## Stored entries
------------------------------------

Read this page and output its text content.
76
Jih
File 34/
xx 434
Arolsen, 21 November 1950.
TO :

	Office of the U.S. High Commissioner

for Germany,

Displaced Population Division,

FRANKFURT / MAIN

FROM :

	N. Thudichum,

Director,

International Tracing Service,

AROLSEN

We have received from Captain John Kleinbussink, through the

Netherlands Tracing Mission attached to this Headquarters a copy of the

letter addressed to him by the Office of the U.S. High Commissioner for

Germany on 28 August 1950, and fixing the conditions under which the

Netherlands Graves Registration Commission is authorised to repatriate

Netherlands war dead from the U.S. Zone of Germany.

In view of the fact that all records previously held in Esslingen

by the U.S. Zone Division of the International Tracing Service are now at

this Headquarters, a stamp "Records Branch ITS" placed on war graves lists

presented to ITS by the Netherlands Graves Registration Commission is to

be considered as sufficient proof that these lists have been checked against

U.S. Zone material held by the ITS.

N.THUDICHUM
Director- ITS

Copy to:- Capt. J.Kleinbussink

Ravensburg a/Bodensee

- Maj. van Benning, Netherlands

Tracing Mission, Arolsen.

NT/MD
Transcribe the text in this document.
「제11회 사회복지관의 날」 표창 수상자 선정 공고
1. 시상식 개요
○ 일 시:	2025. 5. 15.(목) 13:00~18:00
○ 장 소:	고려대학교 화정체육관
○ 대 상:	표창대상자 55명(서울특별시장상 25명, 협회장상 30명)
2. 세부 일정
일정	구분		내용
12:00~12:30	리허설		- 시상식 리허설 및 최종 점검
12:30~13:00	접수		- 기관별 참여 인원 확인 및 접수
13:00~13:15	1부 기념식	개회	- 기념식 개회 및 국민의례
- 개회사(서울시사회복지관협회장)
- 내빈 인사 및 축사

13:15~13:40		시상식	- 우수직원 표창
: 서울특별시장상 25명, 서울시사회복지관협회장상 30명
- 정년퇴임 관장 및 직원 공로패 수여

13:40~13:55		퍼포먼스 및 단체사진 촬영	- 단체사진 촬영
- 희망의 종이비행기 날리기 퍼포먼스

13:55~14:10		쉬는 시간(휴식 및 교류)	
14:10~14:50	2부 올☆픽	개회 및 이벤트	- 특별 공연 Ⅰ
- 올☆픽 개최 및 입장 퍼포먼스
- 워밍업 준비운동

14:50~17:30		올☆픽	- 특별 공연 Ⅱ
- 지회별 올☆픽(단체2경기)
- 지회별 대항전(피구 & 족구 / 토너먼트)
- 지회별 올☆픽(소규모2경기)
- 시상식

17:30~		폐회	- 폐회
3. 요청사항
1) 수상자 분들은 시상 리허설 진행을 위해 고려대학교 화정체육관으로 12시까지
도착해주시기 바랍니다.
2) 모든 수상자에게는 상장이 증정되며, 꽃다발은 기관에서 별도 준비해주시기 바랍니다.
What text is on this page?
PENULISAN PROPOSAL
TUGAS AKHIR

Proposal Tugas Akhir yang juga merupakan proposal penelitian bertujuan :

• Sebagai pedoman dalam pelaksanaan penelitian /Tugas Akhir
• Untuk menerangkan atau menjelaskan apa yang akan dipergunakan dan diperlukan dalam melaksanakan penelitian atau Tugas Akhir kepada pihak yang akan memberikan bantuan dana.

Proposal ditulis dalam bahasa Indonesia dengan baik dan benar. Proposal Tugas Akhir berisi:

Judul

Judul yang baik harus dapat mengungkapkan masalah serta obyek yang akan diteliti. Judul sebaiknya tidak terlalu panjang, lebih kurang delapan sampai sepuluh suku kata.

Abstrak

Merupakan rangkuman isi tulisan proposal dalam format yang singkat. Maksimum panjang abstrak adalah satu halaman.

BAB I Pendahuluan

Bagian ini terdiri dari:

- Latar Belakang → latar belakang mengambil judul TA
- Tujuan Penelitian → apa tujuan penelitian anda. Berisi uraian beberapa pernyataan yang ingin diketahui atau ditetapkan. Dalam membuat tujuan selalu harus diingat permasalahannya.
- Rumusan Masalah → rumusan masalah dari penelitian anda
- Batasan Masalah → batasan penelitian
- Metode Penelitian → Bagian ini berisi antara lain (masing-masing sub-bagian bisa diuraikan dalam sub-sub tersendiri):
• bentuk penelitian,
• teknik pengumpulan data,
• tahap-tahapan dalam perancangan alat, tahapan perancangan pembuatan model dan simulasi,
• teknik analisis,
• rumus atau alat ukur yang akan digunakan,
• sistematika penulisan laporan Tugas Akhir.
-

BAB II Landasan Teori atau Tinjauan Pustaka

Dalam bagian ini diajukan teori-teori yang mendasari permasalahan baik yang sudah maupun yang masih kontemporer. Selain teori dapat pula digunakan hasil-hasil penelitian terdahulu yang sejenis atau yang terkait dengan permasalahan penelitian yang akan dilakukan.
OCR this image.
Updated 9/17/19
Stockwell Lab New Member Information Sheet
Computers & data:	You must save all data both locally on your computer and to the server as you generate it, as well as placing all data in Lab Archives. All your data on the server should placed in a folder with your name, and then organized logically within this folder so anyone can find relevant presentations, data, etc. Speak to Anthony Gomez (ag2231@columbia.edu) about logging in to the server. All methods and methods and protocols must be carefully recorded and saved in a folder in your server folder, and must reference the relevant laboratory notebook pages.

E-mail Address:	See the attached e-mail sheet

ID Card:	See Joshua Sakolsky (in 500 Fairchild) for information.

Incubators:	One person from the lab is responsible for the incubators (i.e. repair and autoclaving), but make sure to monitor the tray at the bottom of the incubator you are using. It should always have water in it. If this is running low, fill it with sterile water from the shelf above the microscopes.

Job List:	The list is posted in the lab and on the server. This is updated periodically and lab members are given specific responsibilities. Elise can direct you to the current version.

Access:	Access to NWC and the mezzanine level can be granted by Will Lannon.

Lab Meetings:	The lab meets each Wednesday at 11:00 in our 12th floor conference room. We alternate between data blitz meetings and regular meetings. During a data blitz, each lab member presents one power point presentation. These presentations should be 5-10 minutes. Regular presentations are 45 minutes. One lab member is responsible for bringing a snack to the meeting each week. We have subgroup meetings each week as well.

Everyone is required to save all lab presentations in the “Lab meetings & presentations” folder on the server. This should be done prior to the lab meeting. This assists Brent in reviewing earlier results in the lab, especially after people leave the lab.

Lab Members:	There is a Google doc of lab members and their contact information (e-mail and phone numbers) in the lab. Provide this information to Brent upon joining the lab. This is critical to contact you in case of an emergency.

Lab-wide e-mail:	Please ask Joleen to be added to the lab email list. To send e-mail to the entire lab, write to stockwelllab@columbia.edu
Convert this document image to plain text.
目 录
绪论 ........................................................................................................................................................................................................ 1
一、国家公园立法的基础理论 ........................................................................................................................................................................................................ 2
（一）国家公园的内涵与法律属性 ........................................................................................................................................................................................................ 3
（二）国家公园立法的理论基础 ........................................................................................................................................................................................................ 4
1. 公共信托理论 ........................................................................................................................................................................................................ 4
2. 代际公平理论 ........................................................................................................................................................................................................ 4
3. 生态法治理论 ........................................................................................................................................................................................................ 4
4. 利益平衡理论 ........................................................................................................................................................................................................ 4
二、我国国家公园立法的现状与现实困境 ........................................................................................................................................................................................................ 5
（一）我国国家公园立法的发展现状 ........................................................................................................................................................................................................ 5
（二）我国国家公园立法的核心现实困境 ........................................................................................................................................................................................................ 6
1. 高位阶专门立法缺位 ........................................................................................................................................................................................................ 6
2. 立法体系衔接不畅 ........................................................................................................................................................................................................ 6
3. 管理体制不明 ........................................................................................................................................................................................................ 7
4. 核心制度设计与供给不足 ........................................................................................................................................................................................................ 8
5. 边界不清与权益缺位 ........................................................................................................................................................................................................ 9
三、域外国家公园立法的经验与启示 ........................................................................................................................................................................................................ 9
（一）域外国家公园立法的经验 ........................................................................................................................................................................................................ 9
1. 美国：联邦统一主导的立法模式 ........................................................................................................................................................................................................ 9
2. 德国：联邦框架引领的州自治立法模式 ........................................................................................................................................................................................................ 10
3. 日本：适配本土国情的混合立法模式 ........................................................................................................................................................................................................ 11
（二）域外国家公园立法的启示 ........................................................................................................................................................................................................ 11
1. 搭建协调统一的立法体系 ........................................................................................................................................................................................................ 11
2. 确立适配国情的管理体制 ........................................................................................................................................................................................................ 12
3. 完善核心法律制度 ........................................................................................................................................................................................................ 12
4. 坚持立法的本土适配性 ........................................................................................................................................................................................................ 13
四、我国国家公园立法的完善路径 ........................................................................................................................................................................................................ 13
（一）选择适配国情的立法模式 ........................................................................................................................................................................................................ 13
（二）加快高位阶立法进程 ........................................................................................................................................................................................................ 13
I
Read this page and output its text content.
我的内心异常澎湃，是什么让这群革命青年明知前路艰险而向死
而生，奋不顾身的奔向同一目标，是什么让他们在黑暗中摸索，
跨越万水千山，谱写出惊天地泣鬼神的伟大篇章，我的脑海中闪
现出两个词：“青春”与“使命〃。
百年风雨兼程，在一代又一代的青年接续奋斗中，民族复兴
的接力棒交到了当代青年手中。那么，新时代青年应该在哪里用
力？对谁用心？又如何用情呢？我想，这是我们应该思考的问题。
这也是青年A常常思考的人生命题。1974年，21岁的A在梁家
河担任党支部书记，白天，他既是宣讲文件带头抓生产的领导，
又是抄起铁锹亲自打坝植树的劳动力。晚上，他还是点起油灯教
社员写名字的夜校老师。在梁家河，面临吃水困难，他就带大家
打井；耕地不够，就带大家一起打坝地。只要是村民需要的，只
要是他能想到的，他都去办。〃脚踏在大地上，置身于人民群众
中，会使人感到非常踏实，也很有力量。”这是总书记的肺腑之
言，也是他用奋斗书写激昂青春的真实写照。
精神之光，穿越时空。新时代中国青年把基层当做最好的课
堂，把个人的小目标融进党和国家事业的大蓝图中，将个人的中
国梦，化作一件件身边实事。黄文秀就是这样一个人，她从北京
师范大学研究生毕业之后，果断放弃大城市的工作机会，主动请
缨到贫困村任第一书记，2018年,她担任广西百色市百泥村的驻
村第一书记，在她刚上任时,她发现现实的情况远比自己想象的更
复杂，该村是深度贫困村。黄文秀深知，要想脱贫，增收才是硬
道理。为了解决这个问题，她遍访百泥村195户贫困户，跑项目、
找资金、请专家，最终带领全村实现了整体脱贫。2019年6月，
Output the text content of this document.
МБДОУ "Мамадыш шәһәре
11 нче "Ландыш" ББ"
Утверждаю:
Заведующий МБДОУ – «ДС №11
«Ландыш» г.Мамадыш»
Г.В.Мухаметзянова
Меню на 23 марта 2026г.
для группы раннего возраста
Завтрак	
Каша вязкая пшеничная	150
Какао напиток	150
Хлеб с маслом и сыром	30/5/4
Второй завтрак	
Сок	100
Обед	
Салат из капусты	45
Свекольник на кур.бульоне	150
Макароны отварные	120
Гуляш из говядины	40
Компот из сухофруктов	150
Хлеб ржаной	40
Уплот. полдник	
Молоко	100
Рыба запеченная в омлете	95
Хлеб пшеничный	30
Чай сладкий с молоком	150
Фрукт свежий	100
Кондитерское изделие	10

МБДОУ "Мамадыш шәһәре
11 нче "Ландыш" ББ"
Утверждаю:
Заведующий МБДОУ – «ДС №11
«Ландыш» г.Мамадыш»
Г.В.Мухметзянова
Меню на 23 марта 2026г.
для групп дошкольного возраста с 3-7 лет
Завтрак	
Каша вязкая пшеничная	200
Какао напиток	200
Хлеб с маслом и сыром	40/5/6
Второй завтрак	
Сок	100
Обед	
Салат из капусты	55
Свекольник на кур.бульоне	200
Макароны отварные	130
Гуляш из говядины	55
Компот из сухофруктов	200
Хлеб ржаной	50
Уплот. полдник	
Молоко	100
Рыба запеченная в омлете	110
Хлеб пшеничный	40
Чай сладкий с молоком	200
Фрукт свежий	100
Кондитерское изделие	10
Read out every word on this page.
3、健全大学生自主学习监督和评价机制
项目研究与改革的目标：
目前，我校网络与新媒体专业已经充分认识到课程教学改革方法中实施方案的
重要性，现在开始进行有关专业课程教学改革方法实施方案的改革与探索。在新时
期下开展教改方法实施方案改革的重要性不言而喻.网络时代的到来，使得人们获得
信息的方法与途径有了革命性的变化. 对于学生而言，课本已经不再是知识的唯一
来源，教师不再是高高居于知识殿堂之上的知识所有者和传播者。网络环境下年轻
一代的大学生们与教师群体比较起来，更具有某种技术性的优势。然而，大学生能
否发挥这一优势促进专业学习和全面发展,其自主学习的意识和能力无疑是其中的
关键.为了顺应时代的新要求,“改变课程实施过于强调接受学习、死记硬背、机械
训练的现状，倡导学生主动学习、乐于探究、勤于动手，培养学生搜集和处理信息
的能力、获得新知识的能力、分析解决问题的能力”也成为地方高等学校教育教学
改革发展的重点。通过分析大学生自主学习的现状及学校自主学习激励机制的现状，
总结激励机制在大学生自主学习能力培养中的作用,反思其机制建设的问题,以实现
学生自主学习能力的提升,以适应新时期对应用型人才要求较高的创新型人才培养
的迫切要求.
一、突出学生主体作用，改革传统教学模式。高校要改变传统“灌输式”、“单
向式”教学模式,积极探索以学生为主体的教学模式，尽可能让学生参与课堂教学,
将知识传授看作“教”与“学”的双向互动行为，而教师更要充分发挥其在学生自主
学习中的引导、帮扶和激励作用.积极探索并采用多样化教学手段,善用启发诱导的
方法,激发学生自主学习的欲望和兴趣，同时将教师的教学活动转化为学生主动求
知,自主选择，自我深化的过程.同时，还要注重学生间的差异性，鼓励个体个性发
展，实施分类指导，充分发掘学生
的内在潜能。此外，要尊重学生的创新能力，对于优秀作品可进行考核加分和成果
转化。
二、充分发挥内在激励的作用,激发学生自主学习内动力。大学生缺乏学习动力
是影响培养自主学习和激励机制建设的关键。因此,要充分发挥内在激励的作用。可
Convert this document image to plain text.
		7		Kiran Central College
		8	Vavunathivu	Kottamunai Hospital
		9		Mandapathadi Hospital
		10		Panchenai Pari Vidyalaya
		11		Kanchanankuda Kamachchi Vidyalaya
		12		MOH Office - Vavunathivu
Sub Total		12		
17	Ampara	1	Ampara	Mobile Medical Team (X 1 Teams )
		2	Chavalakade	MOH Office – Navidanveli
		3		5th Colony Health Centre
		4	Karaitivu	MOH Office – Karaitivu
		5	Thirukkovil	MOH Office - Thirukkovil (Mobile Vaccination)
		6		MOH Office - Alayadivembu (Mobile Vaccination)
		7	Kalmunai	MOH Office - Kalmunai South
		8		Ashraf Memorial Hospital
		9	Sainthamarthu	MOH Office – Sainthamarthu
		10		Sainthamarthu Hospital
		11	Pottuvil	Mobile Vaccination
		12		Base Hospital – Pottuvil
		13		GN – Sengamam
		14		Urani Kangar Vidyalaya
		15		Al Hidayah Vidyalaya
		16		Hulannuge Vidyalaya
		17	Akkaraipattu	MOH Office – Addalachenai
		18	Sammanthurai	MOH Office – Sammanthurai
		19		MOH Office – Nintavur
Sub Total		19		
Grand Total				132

------------------------------------

## What you need to do
Every line of the records that includes the word "напиток" should be gathered.

## Output for this exercise
Какао напиток	150
Какао напиток	200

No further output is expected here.